**Aufgabe 1:**
Beantworte zum Text über die Vertreibung der Deutschen diese Fragen:
(a) Wie viele Deutsche ostwärts von Oder und Neiße mussten verschwinden?
(b) Wie viele Griechen und Türken wurden 1923 zwangsweise gegeneinander ausgetauscht?
(c) Wohin wurde eine halbe Million Polen aus den annektierten Gebieten umgesiedelt?
**Aufgabe 2:** Wandle die Zeilen der Datensätze in eine nummerierte Liste um. Beginne mit der Zeile mit „577, 576, 586]“, gehe bis einschließlich zur Zeile mit „434, 104, 498]“ und lass Leerzeilen weg.

**Textauszug:**
——

Nicht Stalin, Churchill oder Roose-velt hatten die Idee geboren, die Deutschen aus den wiederbefreiten Oststaaten zu vertreiben. Eduard BeneS, Präsident der tschechoslowakischen Exilregierung in London, wollte eine Groß-Tschechoslowakei ohne deutsche Minderheit, die ihm einst das Diktat von München eingebrockt hatte.

Aber da Stalin keine Absicht hatte, die von Hitler konzedierte Beute von 1939/40 wieder herauszugeben, sollte Polen auf deutsche Kosten entschädigt werden - und die zehn Millionen Deutsche ostwärts von Oder und Neiße mußten verschwinden.

Die Vertreibung war nur eine Facette im Bild der Völkerwanderung des 20. Jahrhunderts. Sie selbst war nichts Neues, waren doch schon 1923 zwei Millionen Griechen und Türken zwangsweise gegeneinander ausgetauscht worden.

Hitler selbst baute die Umsiedlung zu einem integrierenden Bestandteil seiner Volkstumspolitik, zur Sicherung des „deutschen Lebensraumes" aus. Südtiroler, Baltendeutsche, Bukowinadeutsche wurden in das Reich und seine Neugebiete geholt. Juden aus ganz Europa füllten zuerst die Gettos in Polen, dann die Vernichtungslager. Eine halbe Million Polen wurden ausden annektierten Gebieten in das Generalgouvernement umgesiedelt, über eine Million

Polen als „Ostarbeiter" in das Reich deportiert.

——

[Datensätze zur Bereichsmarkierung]
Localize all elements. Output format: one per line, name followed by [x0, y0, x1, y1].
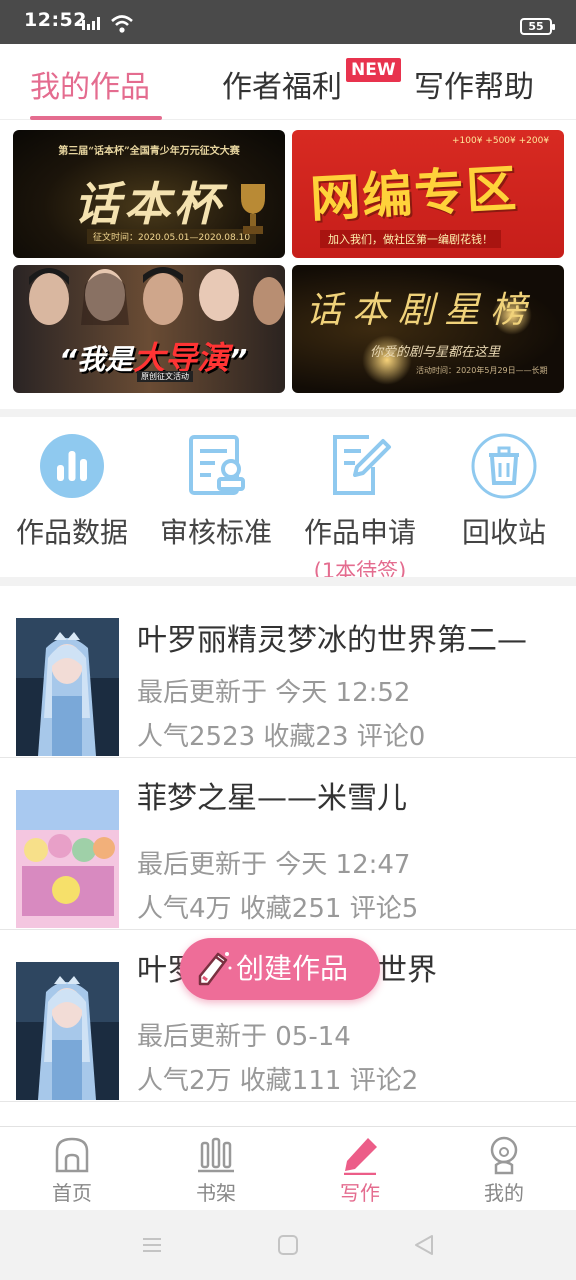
section-divider	[0, 577, 576, 586]
work-title: 叶罗丽精灵梦冰的世界第二—	[137, 623, 527, 658]
banner-0-date: 征文时间：2020.05.01—2020.08.10	[87, 229, 257, 244]
banner-director[interactable]: “我是大导演” 原创征文活动	[13, 265, 285, 393]
banner-1-subtitle: 加入我们，做社区第一编剧花钱！	[320, 230, 501, 248]
nav-profile[interactable]: 我的	[432, 1135, 576, 1206]
banner-2-title-suffix: ”	[229, 343, 248, 376]
banner-editor-zone[interactable]: +100¥ +500¥ +200¥ 网编专区 加入我们，做社区第一编剧花钱！	[292, 130, 564, 258]
nav-label: 首页	[52, 1181, 92, 1205]
work-updated: 最后更新于 05-14	[137, 1022, 351, 1052]
action-label: 回收站	[461, 516, 546, 549]
action-recycle-bin[interactable]: 回收站	[432, 431, 576, 551]
menu-icon[interactable]	[140, 1234, 164, 1256]
work-cover	[16, 962, 119, 1100]
banner-2-subtitle: 原创征文活动	[137, 371, 193, 382]
nav-label: 写作	[340, 1181, 380, 1205]
work-stats: 人气2万 收藏111 评论2	[137, 1066, 419, 1096]
create-work-button[interactable]: 创建作品	[180, 938, 380, 1000]
list-item[interactable]: 菲梦之星——米雪儿 最后更新于 今天 12:47 人气4万 收藏251 评论5	[0, 758, 576, 930]
active-tab-indicator	[30, 116, 162, 120]
banner-grid: 第三届“话本杯”全国青少年万元征文大赛 话本杯 征文时间：2020.05.01—…	[0, 121, 576, 409]
banner-star-ranking[interactable]: 话本剧星榜 你爱的剧与星都在这里 活动时间：2020年5月29日——长期	[292, 265, 564, 393]
profile-icon	[490, 1136, 518, 1175]
bookshelf-icon	[198, 1137, 234, 1173]
nav-label: 我的	[484, 1181, 524, 1205]
banner-huaben-cup[interactable]: 第三届“话本杯”全国青少年万元征文大赛 话本杯 征文时间：2020.05.01—…	[13, 130, 285, 258]
bottom-nav: 首页 书架 写作 我的	[0, 1126, 576, 1210]
wifi-icon	[111, 15, 133, 33]
action-work-data[interactable]: 作品数据	[0, 431, 144, 551]
chart-icon	[40, 434, 104, 498]
work-updated: 最后更新于 今天 12:47	[137, 850, 411, 880]
banner-3-date: 活动时间：2020年5月29日——长期	[416, 366, 548, 375]
home-icon	[55, 1137, 89, 1173]
review-doc-icon	[189, 435, 245, 495]
trash-icon	[471, 433, 537, 499]
action-label: 审核标准	[159, 516, 272, 549]
action-review-standards[interactable]: 审核标准	[144, 431, 288, 551]
battery-icon: 55	[520, 18, 555, 35]
work-cover	[16, 618, 119, 756]
nav-home[interactable]: 首页	[0, 1135, 144, 1206]
action-work-application[interactable]: 作品申请 (1本待签)	[288, 431, 432, 585]
banner-1-money: +100¥ +500¥ +200¥	[452, 136, 550, 146]
tab-my-works[interactable]: 我的作品	[30, 62, 150, 106]
tab-author-benefits[interactable]: 作者福利	[222, 62, 342, 106]
nav-bookshelf[interactable]: 书架	[144, 1135, 288, 1206]
action-label: 作品数据	[15, 516, 128, 549]
status-bar: 12:52 55	[0, 0, 576, 44]
banner-2-portraits	[29, 267, 285, 325]
new-badge: NEW	[346, 58, 401, 82]
action-label: 作品申请	[303, 516, 416, 549]
work-updated: 最后更新于 今天 12:52	[137, 678, 411, 708]
section-divider	[0, 409, 576, 417]
banner-2-title-prefix: “我是	[59, 343, 134, 376]
create-work-label: 创建作品	[236, 952, 349, 985]
list-item[interactable]: 叶罗丽精灵梦冰的世界第二— 最后更新于 今天 12:52 人气2523 收藏23…	[0, 586, 576, 758]
banner-1-title: 网编专区	[308, 159, 520, 229]
status-time: 12:52	[24, 9, 87, 31]
signal-icon	[82, 17, 100, 30]
home-button-icon[interactable]	[276, 1234, 300, 1256]
trophy-icon	[241, 184, 265, 234]
nav-label: 书架	[196, 1181, 236, 1205]
quick-actions: 作品数据 审核标准 作品申请 (1本待签) 回收站	[0, 417, 576, 583]
banner-3-subtitle: 你爱的剧与星都在这里	[370, 345, 501, 360]
nav-write[interactable]: 写作	[288, 1135, 432, 1206]
work-title: 菲梦之星——米雪儿	[137, 781, 407, 816]
work-stats: 人气4万 收藏251 评论5	[137, 894, 419, 924]
pen-icon	[344, 1138, 377, 1175]
work-cover	[16, 790, 119, 928]
system-nav-bar	[0, 1210, 576, 1280]
work-stats: 人气2523 收藏23 评论0	[137, 722, 426, 752]
tab-writing-help[interactable]: 写作帮助	[414, 62, 534, 106]
works-list: 叶罗丽精灵梦冰的世界第二— 最后更新于 今天 12:52 人气2523 收藏23…	[0, 586, 576, 1126]
edit-doc-icon	[333, 435, 391, 495]
banner-3-title: 话本剧星榜	[306, 290, 537, 331]
banner-0-top-text: 第三届“话本杯”全国青少年万元征文大赛	[58, 146, 240, 157]
back-icon[interactable]	[412, 1234, 436, 1256]
top-tabs: 我的作品 作者福利 写作帮助 NEW	[0, 44, 576, 120]
pencil-icon	[198, 952, 232, 986]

——

**Lösung 1:**
(a) Zehn Millionen.
(b) Zwei Millionen.
(c) In das Generalgouvernement.

**Lösung 2:**
1. section-divider	[0, 577, 576, 586]
2. work-title: 叶罗丽精灵梦冰的世界第二—	[137, 623, 527, 658]
3. banner-0-date: 征文时间：2020.05.01—2020.08.10	[87, 229, 257, 244]
4. banner-director[interactable]: “我是大导演” 原创征文活动	[13, 265, 285, 393]
5. banner-1-subtitle: 加入我们，做社区第一编剧花钱！	[320, 230, 501, 248]
6. nav-profile[interactable]: 我的	[432, 1135, 576, 1206]
7. banner-2-title-suffix: ”	[229, 343, 248, 376]
8. banner-editor-zone[interactable]: +100¥ +500¥ +200¥ 网编专区 加入我们，做社区第一编剧花钱！	[292, 130, 564, 258]
9. nav-label: 首页	[52, 1181, 92, 1205]
10. work-updated: 最后更新于 05-14	[137, 1022, 351, 1052]
11. action-label: 回收站	[461, 516, 546, 549]
12. action-recycle-bin[interactable]: 回收站	[432, 431, 576, 551]
13. menu-icon[interactable]	[140, 1234, 164, 1256]
14. work-cover	[16, 962, 119, 1100]
15. banner-2-subtitle: 原创征文活动	[137, 371, 193, 382]
16. nav-label: 写作	[340, 1181, 380, 1205]
17. work-stats: 人气2万 收藏111 评论2	[137, 1066, 419, 1096]
18. create-work-button[interactable]: 创建作品	[180, 938, 380, 1000]
19. list-item[interactable]: 菲梦之星——米雪儿 最后更新于 今天 12:47 人气4万 收藏251 评论5	[0, 758, 576, 930]
20. active-tab-indicator	[30, 116, 162, 120]
21. banner-grid: 第三届“话本杯”全国青少年万元征文大赛 话本杯 征文时间：2020.05.01—…	[0, 121, 576, 409]
22. banner-star-ranking[interactable]: 话本剧星榜 你爱的剧与星都在这里 活动时间：2020年5月29日——长期	[292, 265, 564, 393]
23. profile-icon	[490, 1136, 518, 1175]
24. bookshelf-icon	[198, 1137, 234, 1173]
25. nav-label: 我的	[484, 1181, 524, 1205]
26. banner-huaben-cup[interactable]: 第三届“话本杯”全国青少年万元征文大赛 话本杯 征文时间：2020.05.01—…	[13, 130, 285, 258]
27. bottom-nav: 首页 书架 写作 我的	[0, 1126, 576, 1210]
28. wifi-icon	[111, 15, 133, 33]
29. action-work-data[interactable]: 作品数据	[0, 431, 144, 551]
30. chart-icon	[40, 434, 104, 498]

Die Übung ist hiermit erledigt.